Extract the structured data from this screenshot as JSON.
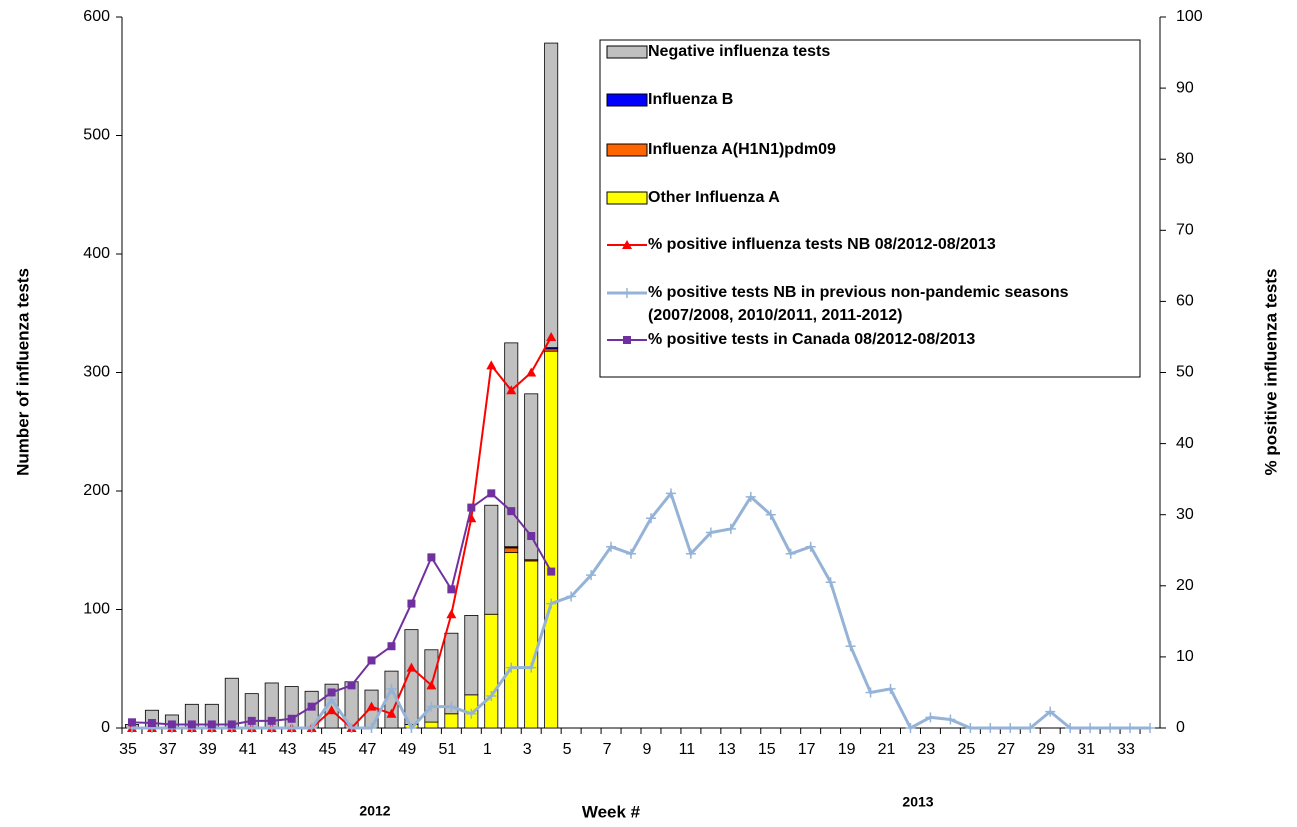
{
  "chart_data": {
    "type": "bar",
    "y_label": "Number of influenza tests",
    "y2_label": "% positive influenza tests",
    "x_label": "Week #",
    "annotations": [
      "2012",
      "2013"
    ],
    "categories": [
      "35",
      null,
      "37",
      null,
      "39",
      null,
      "41",
      null,
      "43",
      null,
      "45",
      null,
      "47",
      null,
      "49",
      null,
      "51",
      null,
      "1",
      null,
      "3",
      null,
      "5",
      null,
      "7",
      null,
      "9",
      null,
      "11",
      null,
      "13",
      null,
      "15",
      null,
      "17",
      null,
      "19",
      null,
      "21",
      null,
      "23",
      null,
      "25",
      null,
      "27",
      null,
      "29",
      null,
      "31",
      null,
      "33",
      null
    ],
    "ylim": [
      0,
      600
    ],
    "yticks": [
      0,
      100,
      200,
      300,
      400,
      500,
      600
    ],
    "y2lim": [
      0,
      100
    ],
    "y2ticks": [
      0,
      10,
      20,
      30,
      40,
      50,
      60,
      70,
      80,
      90,
      100
    ],
    "stacked": true,
    "series": [
      {
        "name": "Negative influenza tests",
        "type": "bar",
        "color": "#c0c0c0",
        "values": [
          3,
          15,
          11,
          20,
          20,
          42,
          29,
          38,
          35,
          31,
          37,
          39,
          32,
          48,
          80,
          61,
          68,
          67,
          92,
          172,
          140,
          257,
          null,
          null,
          null,
          null,
          null,
          null,
          null,
          null,
          null,
          null,
          null,
          null,
          null,
          null,
          null,
          null,
          null,
          null,
          null,
          null,
          null,
          null,
          null,
          null,
          null,
          null,
          null,
          null,
          null,
          null
        ]
      },
      {
        "name": "Influenza B",
        "type": "bar",
        "color": "#0000ff",
        "values": [
          0,
          0,
          0,
          0,
          0,
          0,
          0,
          0,
          0,
          0,
          0,
          0,
          0,
          0,
          0,
          0,
          0,
          0,
          0,
          1,
          0,
          1,
          null,
          null,
          null,
          null,
          null,
          null,
          null,
          null,
          null,
          null,
          null,
          null,
          null,
          null,
          null,
          null,
          null,
          null,
          null,
          null,
          null,
          null,
          null,
          null,
          null,
          null,
          null,
          null,
          null,
          null
        ]
      },
      {
        "name": "Influenza A(H1N1)pdm09",
        "type": "bar",
        "color": "#ff6600",
        "values": [
          0,
          0,
          0,
          0,
          0,
          0,
          0,
          0,
          0,
          0,
          0,
          0,
          0,
          0,
          0,
          0,
          0,
          0,
          0,
          4,
          1,
          2,
          null,
          null,
          null,
          null,
          null,
          null,
          null,
          null,
          null,
          null,
          null,
          null,
          null,
          null,
          null,
          null,
          null,
          null,
          null,
          null,
          null,
          null,
          null,
          null,
          null,
          null,
          null,
          null,
          null,
          null
        ]
      },
      {
        "name": "Other Influenza  A",
        "type": "bar",
        "color": "#ffff00",
        "values": [
          0,
          0,
          0,
          0,
          0,
          0,
          0,
          0,
          0,
          0,
          0,
          0,
          0,
          0,
          3,
          5,
          12,
          28,
          96,
          148,
          141,
          318,
          null,
          null,
          null,
          null,
          null,
          null,
          null,
          null,
          null,
          null,
          null,
          null,
          null,
          null,
          null,
          null,
          null,
          null,
          null,
          null,
          null,
          null,
          null,
          null,
          null,
          null,
          null,
          null,
          null,
          null
        ]
      },
      {
        "name": "% positive  influenza tests NB 08/2012-08/2013",
        "type": "line",
        "axis": "y2",
        "marker": "triangle",
        "color": "#ff0000",
        "values": [
          0,
          0,
          0,
          0,
          0,
          0,
          0,
          0,
          0,
          0,
          2.5,
          0,
          3,
          2,
          8.5,
          6,
          16,
          29.5,
          51,
          47.5,
          50,
          55,
          null,
          null,
          null,
          null,
          null,
          null,
          null,
          null,
          null,
          null,
          null,
          null,
          null,
          null,
          null,
          null,
          null,
          null,
          null,
          null,
          null,
          null,
          null,
          null,
          null,
          null,
          null,
          null,
          null,
          null
        ]
      },
      {
        "name": "% positive tests NB in previous  non-pandemic seasons (2007/2008,  2010/2011,  2011-2012)",
        "type": "line",
        "axis": "y2",
        "marker": "plus",
        "color": "#95b3d7",
        "values": [
          0,
          0,
          0,
          0,
          0,
          0,
          0,
          0,
          0,
          0,
          4,
          0,
          0,
          5.5,
          0,
          3,
          3,
          2,
          4.5,
          8.5,
          8.5,
          17.5,
          18.5,
          21.5,
          25.5,
          24.5,
          29.5,
          33,
          24.5,
          27.5,
          28,
          32.5,
          30,
          24.5,
          25.5,
          20.5,
          11.5,
          5,
          5.5,
          0,
          1.5,
          1.2,
          0,
          0,
          0,
          0,
          2.3,
          0,
          0,
          0,
          0,
          0
        ]
      },
      {
        "name": "% positive tests  in Canada 08/2012-08/2013",
        "type": "line",
        "axis": "y2",
        "marker": "square",
        "color": "#7030a0",
        "values": [
          0.8,
          0.7,
          0.5,
          0.5,
          0.5,
          0.5,
          1,
          1,
          1.3,
          3,
          5,
          6,
          9.5,
          11.5,
          17.5,
          24,
          19.5,
          31,
          33,
          30.5,
          27,
          22,
          null,
          null,
          null,
          null,
          null,
          null,
          null,
          null,
          null,
          null,
          null,
          null,
          null,
          null,
          null,
          null,
          null,
          null,
          null,
          null,
          null,
          null,
          null,
          null,
          null,
          null,
          null,
          null,
          null,
          null
        ]
      }
    ]
  }
}
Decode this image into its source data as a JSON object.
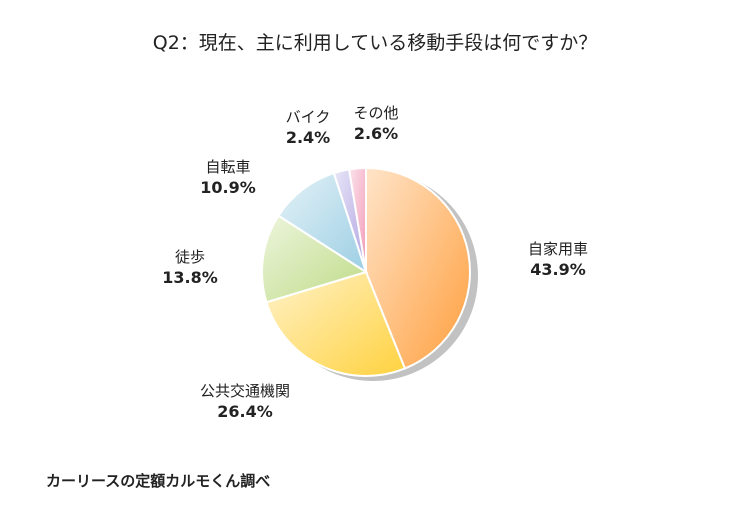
{
  "chart_data": {
    "type": "pie",
    "title": "Q2：現在、主に利用している移動手段は何ですか？",
    "slices": [
      {
        "label": "自家用車",
        "value": 43.9,
        "display": "43.9%",
        "color": "#ff9f3d"
      },
      {
        "label": "公共交通機関",
        "value": 26.4,
        "display": "26.4%",
        "color": "#ffd23f"
      },
      {
        "label": "徒歩",
        "value": 13.8,
        "display": "13.8%",
        "color": "#bedb86"
      },
      {
        "label": "自転車",
        "value": 10.9,
        "display": "10.9%",
        "color": "#9dcfe4"
      },
      {
        "label": "バイク",
        "value": 2.4,
        "display": "2.4%",
        "color": "#b0a4e2"
      },
      {
        "label": "その他",
        "value": 2.6,
        "display": "2.6%",
        "color": "#f29ab7"
      }
    ],
    "direction": "clockwise",
    "start": "12 o'clock"
  },
  "source": "カーリースの定額カルモくん調べ"
}
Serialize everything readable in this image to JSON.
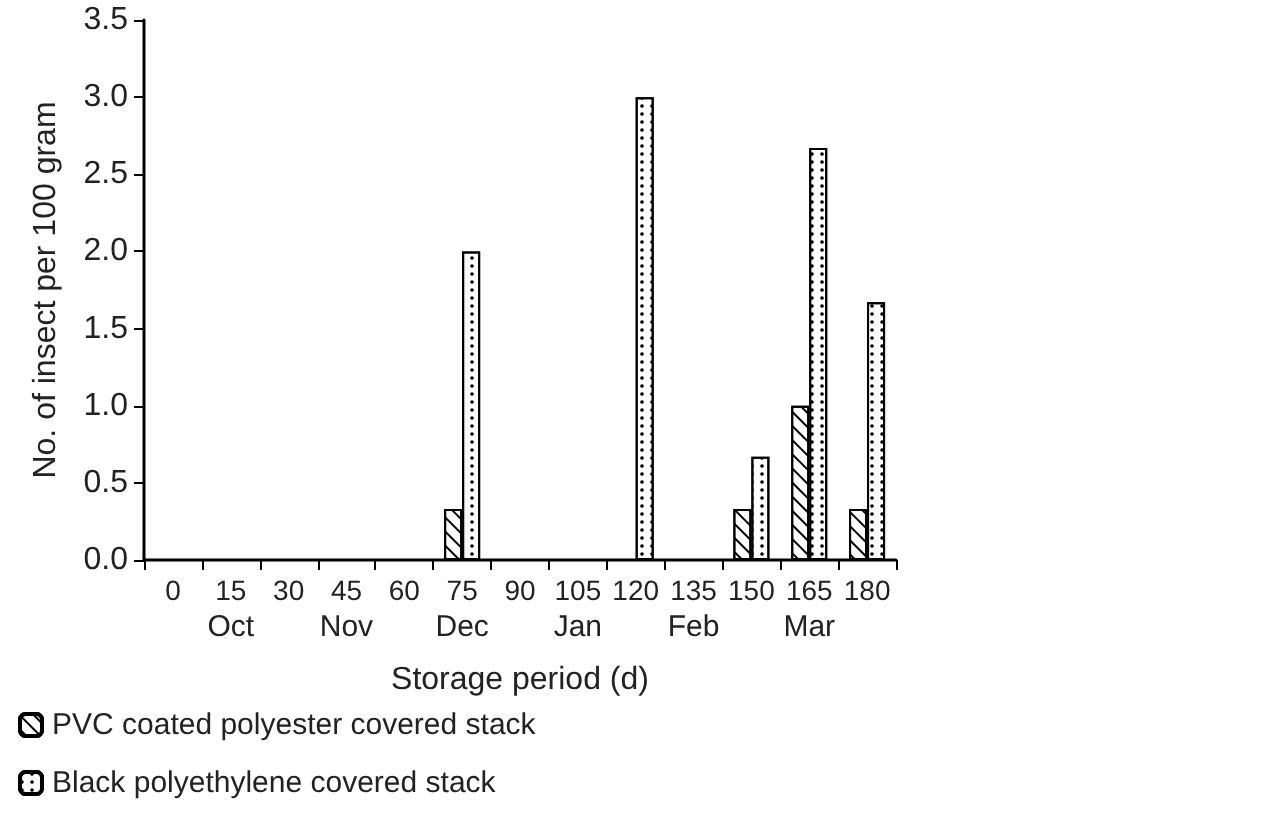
{
  "chart_data": {
    "type": "bar",
    "xlabel": "Storage period (d)",
    "ylabel": "No. of insect per 100 gram",
    "categories": [
      "0",
      "15",
      "30",
      "45",
      "60",
      "75",
      "90",
      "105",
      "120",
      "135",
      "150",
      "165",
      "180"
    ],
    "series": [
      {
        "name": "PVC coated polyester covered stack",
        "color": "#ffffff",
        "values": [
          0,
          0,
          0,
          0,
          0,
          0.33,
          0,
          0,
          0,
          0,
          0.33,
          1.0,
          0.33
        ]
      },
      {
        "name": "Black polyethylene covered stack",
        "color": "#ffffff",
        "values": [
          0,
          0,
          0,
          0,
          0,
          2.0,
          0,
          0,
          3.0,
          0,
          0.67,
          2.67,
          1.67
        ]
      }
    ],
    "ylim": [
      0,
      3.5
    ],
    "yticks": [
      {
        "value": 0,
        "label": "0.0"
      },
      {
        "value": 0.5,
        "label": "0.5"
      },
      {
        "value": 1,
        "label": "1.0"
      },
      {
        "value": 1.5,
        "label": "1.5"
      },
      {
        "value": 2,
        "label": "2.0"
      },
      {
        "value": 2.5,
        "label": "2.5"
      },
      {
        "value": 3,
        "label": "3.0"
      },
      {
        "value": 3.5,
        "label": "3.5"
      }
    ],
    "annotations": [
      "Oct",
      "Nov",
      "Dec",
      "Jan",
      "Feb",
      "Mar"
    ],
    "grid": false,
    "legend": "bottom left"
  }
}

++++++++++++++++++++

### What you will do
Identify and list each line with the word "source".

### Full response
Decode this image into its source data as a JSON object.
  "source": "カーリースの定額カルモくん調べ"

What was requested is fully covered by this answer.